** Goal of the exercise **
Omit all pictures. Copy the rest of the material exactly.

Items listed in a dataset
## BEGIN

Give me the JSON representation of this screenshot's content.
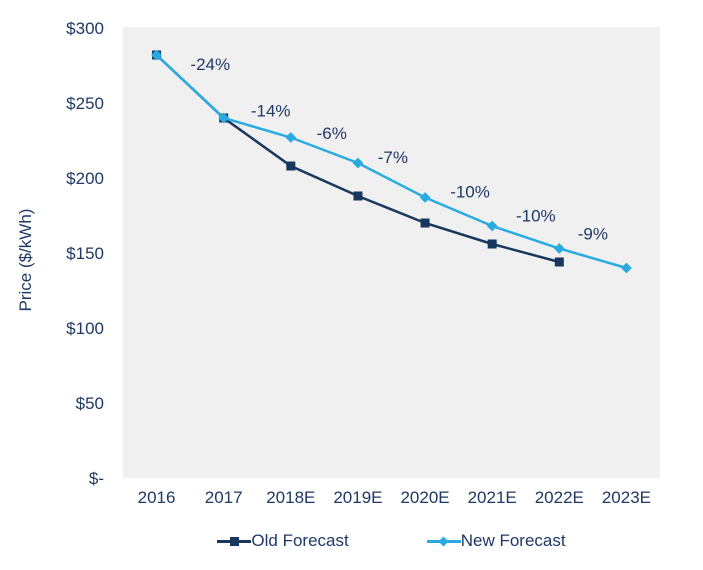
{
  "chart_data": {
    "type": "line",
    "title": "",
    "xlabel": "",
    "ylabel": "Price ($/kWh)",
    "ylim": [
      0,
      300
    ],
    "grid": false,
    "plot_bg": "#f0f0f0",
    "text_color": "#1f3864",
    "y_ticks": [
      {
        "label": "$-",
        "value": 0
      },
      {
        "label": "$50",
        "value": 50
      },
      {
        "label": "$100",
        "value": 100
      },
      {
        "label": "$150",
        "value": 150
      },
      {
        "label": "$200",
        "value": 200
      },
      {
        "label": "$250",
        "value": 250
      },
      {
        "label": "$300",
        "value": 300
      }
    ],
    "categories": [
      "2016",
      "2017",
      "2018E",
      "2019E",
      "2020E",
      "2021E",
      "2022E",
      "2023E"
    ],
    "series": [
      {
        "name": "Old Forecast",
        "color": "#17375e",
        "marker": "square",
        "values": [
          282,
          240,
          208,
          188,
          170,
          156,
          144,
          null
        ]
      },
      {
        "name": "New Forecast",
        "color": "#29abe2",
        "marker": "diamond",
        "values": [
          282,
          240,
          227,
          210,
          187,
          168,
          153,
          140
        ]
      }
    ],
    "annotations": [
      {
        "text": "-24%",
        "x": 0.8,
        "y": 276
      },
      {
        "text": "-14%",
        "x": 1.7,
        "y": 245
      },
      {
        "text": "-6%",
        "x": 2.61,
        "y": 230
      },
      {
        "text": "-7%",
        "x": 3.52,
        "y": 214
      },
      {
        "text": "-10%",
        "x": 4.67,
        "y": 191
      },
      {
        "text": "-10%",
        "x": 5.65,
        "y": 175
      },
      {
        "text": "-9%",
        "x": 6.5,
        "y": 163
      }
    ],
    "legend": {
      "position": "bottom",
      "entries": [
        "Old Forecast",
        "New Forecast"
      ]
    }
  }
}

## END

** Full solution **
Give me the JSON representation of this screenshot's content.
{
  "chart_data": {
    "type": "line",
    "title": "",
    "xlabel": "",
    "ylabel": "Price ($/kWh)",
    "ylim": [
      0,
      300
    ],
    "grid": false,
    "plot_bg": "#f0f0f0",
    "text_color": "#1f3864",
    "y_ticks": [
      {
        "label": "$-",
        "value": 0
      },
      {
        "label": "$50",
        "value": 50
      },
      {
        "label": "$100",
        "value": 100
      },
      {
        "label": "$150",
        "value": 150
      },
      {
        "label": "$200",
        "value": 200
      },
      {
        "label": "$250",
        "value": 250
      },
      {
        "label": "$300",
        "value": 300
      }
    ],
    "categories": [
      "2016",
      "2017",
      "2018E",
      "2019E",
      "2020E",
      "2021E",
      "2022E",
      "2023E"
    ],
    "series": [
      {
        "name": "Old Forecast",
        "color": "#17375e",
        "marker": "square",
        "values": [
          282,
          240,
          208,
          188,
          170,
          156,
          144,
          null
        ]
      },
      {
        "name": "New Forecast",
        "color": "#29abe2",
        "marker": "diamond",
        "values": [
          282,
          240,
          227,
          210,
          187,
          168,
          153,
          140
        ]
      }
    ],
    "annotations": [
      {
        "text": "-24%",
        "x": 0.8,
        "y": 276
      },
      {
        "text": "-14%",
        "x": 1.7,
        "y": 245
      },
      {
        "text": "-6%",
        "x": 2.61,
        "y": 230
      },
      {
        "text": "-7%",
        "x": 3.52,
        "y": 214
      },
      {
        "text": "-10%",
        "x": 4.67,
        "y": 191
      },
      {
        "text": "-10%",
        "x": 5.65,
        "y": 175
      },
      {
        "text": "-9%",
        "x": 6.5,
        "y": 163
      }
    ],
    "legend": {
      "position": "bottom",
      "entries": [
        "Old Forecast",
        "New Forecast"
      ]
    }
  }
}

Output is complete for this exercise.